TASK DIRECTIONS:
Leave out the pictures and transcribe everything else exactly.

(Stored data)
- - - - -

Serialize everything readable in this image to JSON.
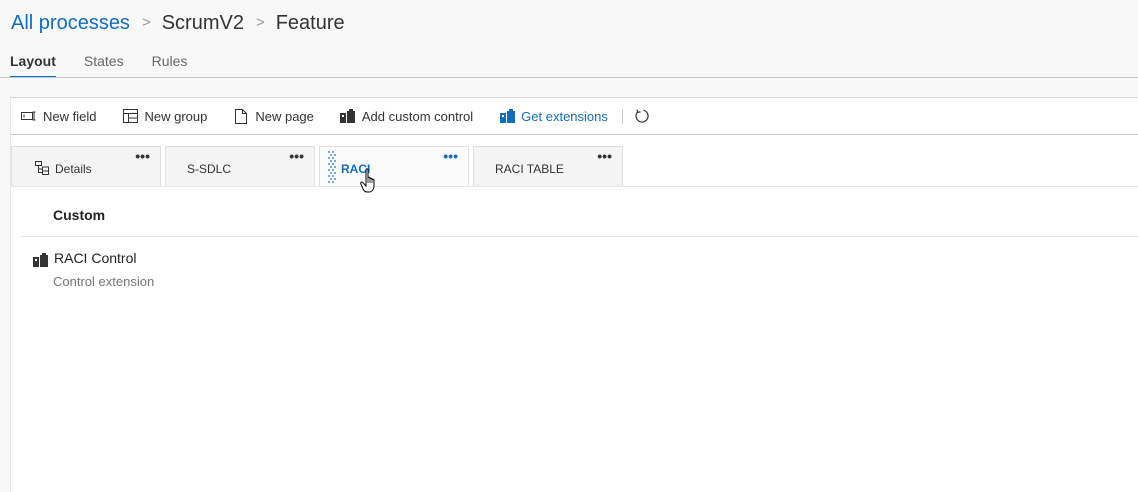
{
  "breadcrumb": {
    "items": [
      "All processes",
      "ScrumV2",
      "Feature"
    ],
    "separator": ">"
  },
  "tabs": [
    {
      "label": "Layout",
      "active": true
    },
    {
      "label": "States",
      "active": false
    },
    {
      "label": "Rules",
      "active": false
    }
  ],
  "toolbar": {
    "new_field": {
      "label": "New field",
      "icon": "new-field-icon"
    },
    "new_group": {
      "label": "New group",
      "icon": "new-group-icon"
    },
    "new_page": {
      "label": "New page",
      "icon": "new-page-icon"
    },
    "add_custom_control": {
      "label": "Add custom control",
      "icon": "custom-control-icon"
    },
    "get_extensions": {
      "label": "Get extensions",
      "icon": "extensions-icon"
    },
    "refresh": {
      "icon": "refresh-icon"
    }
  },
  "pages": [
    {
      "label": "Details",
      "icon": "details-icon",
      "active": false,
      "more": "•••"
    },
    {
      "label": "S-SDLC",
      "active": false,
      "more": "•••"
    },
    {
      "label": "RACI",
      "active": true,
      "more": "•••"
    },
    {
      "label": "RACI TABLE",
      "active": false,
      "more": "•••"
    }
  ],
  "group": {
    "title": "Custom",
    "control": {
      "name": "RACI Control",
      "description": "Control extension",
      "icon": "extension-control-icon"
    }
  },
  "colors": {
    "accent": "#0078d4",
    "link": "#106ebe",
    "background": "#f8f8f8"
  }
}
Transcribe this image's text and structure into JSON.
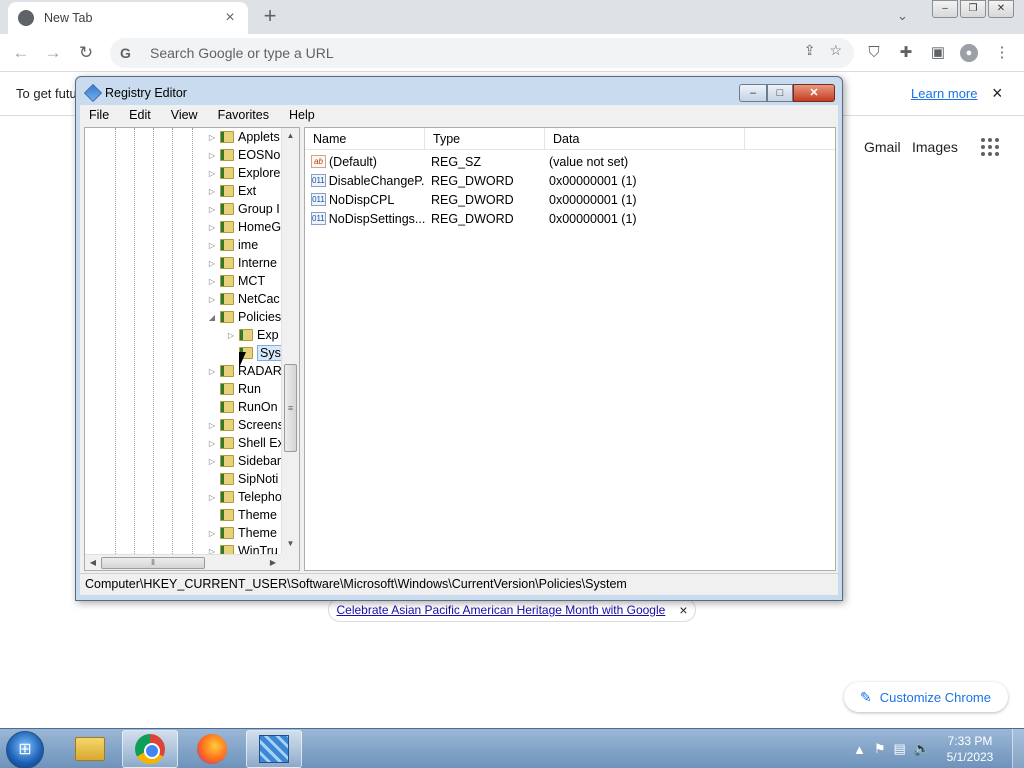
{
  "chrome": {
    "tab_title": "New Tab",
    "tab_close": "×",
    "new_tab": "+",
    "tab_search": "⌄",
    "omnibox_placeholder": "Search Google or type a URL",
    "infobar_text": "To get futu",
    "infobar_learn_more": "Learn more",
    "infobar_close": "×",
    "ntp_links": [
      "Gmail",
      "Images"
    ],
    "doodle_promo": "Celebrate Asian Pacific American Heritage Month with Google",
    "doodle_close": "×",
    "customize_label": "Customize Chrome",
    "colors": {
      "accent": "#1a73e8",
      "tabstrip": "#dee1e6"
    }
  },
  "regedit": {
    "title": "Registry Editor",
    "menu": [
      "File",
      "Edit",
      "View",
      "Favorites",
      "Help"
    ],
    "tree": [
      {
        "label": "Applets",
        "expander": "▷",
        "indent": 1
      },
      {
        "label": "EOSNo",
        "expander": "▷",
        "indent": 1
      },
      {
        "label": "Explore",
        "expander": "▷",
        "indent": 1
      },
      {
        "label": "Ext",
        "expander": "▷",
        "indent": 1
      },
      {
        "label": "Group I",
        "expander": "▷",
        "indent": 1
      },
      {
        "label": "HomeG",
        "expander": "▷",
        "indent": 1
      },
      {
        "label": "ime",
        "expander": "▷",
        "indent": 1
      },
      {
        "label": "Interne",
        "expander": "▷",
        "indent": 1
      },
      {
        "label": "MCT",
        "expander": "▷",
        "indent": 1
      },
      {
        "label": "NetCac",
        "expander": "▷",
        "indent": 1
      },
      {
        "label": "Policies",
        "expander": "◢",
        "indent": 1
      },
      {
        "label": "Exp",
        "expander": "▷",
        "indent": 2
      },
      {
        "label": "Syst",
        "expander": "",
        "indent": 2,
        "selected": true
      },
      {
        "label": "RADAR",
        "expander": "▷",
        "indent": 1
      },
      {
        "label": "Run",
        "expander": "",
        "indent": 1
      },
      {
        "label": "RunOn",
        "expander": "",
        "indent": 1
      },
      {
        "label": "Screens",
        "expander": "▷",
        "indent": 1
      },
      {
        "label": "Shell Ex",
        "expander": "▷",
        "indent": 1
      },
      {
        "label": "Sidebar",
        "expander": "▷",
        "indent": 1
      },
      {
        "label": "SipNoti",
        "expander": "",
        "indent": 1
      },
      {
        "label": "Telepho",
        "expander": "▷",
        "indent": 1
      },
      {
        "label": "Theme",
        "expander": "",
        "indent": 1
      },
      {
        "label": "Theme",
        "expander": "▷",
        "indent": 1
      },
      {
        "label": "WinTru",
        "expander": "▷",
        "indent": 1
      }
    ],
    "columns": [
      "Name",
      "Type",
      "Data"
    ],
    "values": [
      {
        "icon": "ab",
        "kind": "string-value-icon",
        "name": "(Default)",
        "type": "REG_SZ",
        "data": "(value not set)"
      },
      {
        "icon": "011",
        "kind": "dword-value-icon",
        "name": "DisableChangeP...",
        "type": "REG_DWORD",
        "data": "0x00000001 (1)"
      },
      {
        "icon": "011",
        "kind": "dword-value-icon",
        "name": "NoDispCPL",
        "type": "REG_DWORD",
        "data": "0x00000001 (1)"
      },
      {
        "icon": "011",
        "kind": "dword-value-icon",
        "name": "NoDispSettings...",
        "type": "REG_DWORD",
        "data": "0x00000001 (1)"
      }
    ],
    "status_path": "Computer\\HKEY_CURRENT_USER\\Software\\Microsoft\\Windows\\CurrentVersion\\Policies\\System"
  },
  "taskbar": {
    "time": "7:33 PM",
    "date": "5/1/2023"
  }
}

- - - - -

RIGHT ANSWER:
Serialize everything readable in this image to JSON.
{
  "breadcrumb": {
    "items": [
      "All processes",
      "ScrumV2",
      "Feature"
    ],
    "separator": ">"
  },
  "tabs": [
    {
      "label": "Layout",
      "active": true
    },
    {
      "label": "States",
      "active": false
    },
    {
      "label": "Rules",
      "active": false
    }
  ],
  "toolbar": {
    "new_field": {
      "label": "New field",
      "icon": "new-field-icon"
    },
    "new_group": {
      "label": "New group",
      "icon": "new-group-icon"
    },
    "new_page": {
      "label": "New page",
      "icon": "new-page-icon"
    },
    "add_custom_control": {
      "label": "Add custom control",
      "icon": "custom-control-icon"
    },
    "get_extensions": {
      "label": "Get extensions",
      "icon": "extensions-icon"
    },
    "refresh": {
      "icon": "refresh-icon"
    }
  },
  "pages": [
    {
      "label": "Details",
      "icon": "details-icon",
      "active": false,
      "more": "•••"
    },
    {
      "label": "S-SDLC",
      "active": false,
      "more": "•••"
    },
    {
      "label": "RACI",
      "active": true,
      "more": "•••"
    },
    {
      "label": "RACI TABLE",
      "active": false,
      "more": "•••"
    }
  ],
  "group": {
    "title": "Custom",
    "control": {
      "name": "RACI Control",
      "description": "Control extension",
      "icon": "extension-control-icon"
    }
  },
  "colors": {
    "accent": "#0078d4",
    "link": "#106ebe",
    "background": "#f8f8f8"
  }
}
Transcribe this image's text and structure into JSON.
{
  "chrome": {
    "tab_title": "New Tab",
    "tab_close": "×",
    "new_tab": "+",
    "tab_search": "⌄",
    "omnibox_placeholder": "Search Google or type a URL",
    "infobar_text": "To get futu",
    "infobar_learn_more": "Learn more",
    "infobar_close": "×",
    "ntp_links": [
      "Gmail",
      "Images"
    ],
    "doodle_promo": "Celebrate Asian Pacific American Heritage Month with Google",
    "doodle_close": "×",
    "customize_label": "Customize Chrome",
    "colors": {
      "accent": "#1a73e8",
      "tabstrip": "#dee1e6"
    }
  },
  "regedit": {
    "title": "Registry Editor",
    "menu": [
      "File",
      "Edit",
      "View",
      "Favorites",
      "Help"
    ],
    "tree": [
      {
        "label": "Applets",
        "expander": "▷",
        "indent": 1
      },
      {
        "label": "EOSNo",
        "expander": "▷",
        "indent": 1
      },
      {
        "label": "Explore",
        "expander": "▷",
        "indent": 1
      },
      {
        "label": "Ext",
        "expander": "▷",
        "indent": 1
      },
      {
        "label": "Group I",
        "expander": "▷",
        "indent": 1
      },
      {
        "label": "HomeG",
        "expander": "▷",
        "indent": 1
      },
      {
        "label": "ime",
        "expander": "▷",
        "indent": 1
      },
      {
        "label": "Interne",
        "expander": "▷",
        "indent": 1
      },
      {
        "label": "MCT",
        "expander": "▷",
        "indent": 1
      },
      {
        "label": "NetCac",
        "expander": "▷",
        "indent": 1
      },
      {
        "label": "Policies",
        "expander": "◢",
        "indent": 1
      },
      {
        "label": "Exp",
        "expander": "▷",
        "indent": 2
      },
      {
        "label": "Syst",
        "expander": "",
        "indent": 2,
        "selected": true
      },
      {
        "label": "RADAR",
        "expander": "▷",
        "indent": 1
      },
      {
        "label": "Run",
        "expander": "",
        "indent": 1
      },
      {
        "label": "RunOn",
        "expander": "",
        "indent": 1
      },
      {
        "label": "Screens",
        "expander": "▷",
        "indent": 1
      },
      {
        "label": "Shell Ex",
        "expander": "▷",
        "indent": 1
      },
      {
        "label": "Sidebar",
        "expander": "▷",
        "indent": 1
      },
      {
        "label": "SipNoti",
        "expander": "",
        "indent": 1
      },
      {
        "label": "Telepho",
        "expander": "▷",
        "indent": 1
      },
      {
        "label": "Theme",
        "expander": "",
        "indent": 1
      },
      {
        "label": "Theme",
        "expander": "▷",
        "indent": 1
      },
      {
        "label": "WinTru",
        "expander": "▷",
        "indent": 1
      }
    ],
    "columns": [
      "Name",
      "Type",
      "Data"
    ],
    "values": [
      {
        "icon": "ab",
        "kind": "string-value-icon",
        "name": "(Default)",
        "type": "REG_SZ",
        "data": "(value not set)"
      },
      {
        "icon": "011",
        "kind": "dword-value-icon",
        "name": "DisableChangeP...",
        "type": "REG_DWORD",
        "data": "0x00000001 (1)"
      },
      {
        "icon": "011",
        "kind": "dword-value-icon",
        "name": "NoDispCPL",
        "type": "REG_DWORD",
        "data": "0x00000001 (1)"
      },
      {
        "icon": "011",
        "kind": "dword-value-icon",
        "name": "NoDispSettings...",
        "type": "REG_DWORD",
        "data": "0x00000001 (1)"
      }
    ],
    "status_path": "Computer\\HKEY_CURRENT_USER\\Software\\Microsoft\\Windows\\CurrentVersion\\Policies\\System"
  },
  "taskbar": {
    "time": "7:33 PM",
    "date": "5/1/2023"
  }
}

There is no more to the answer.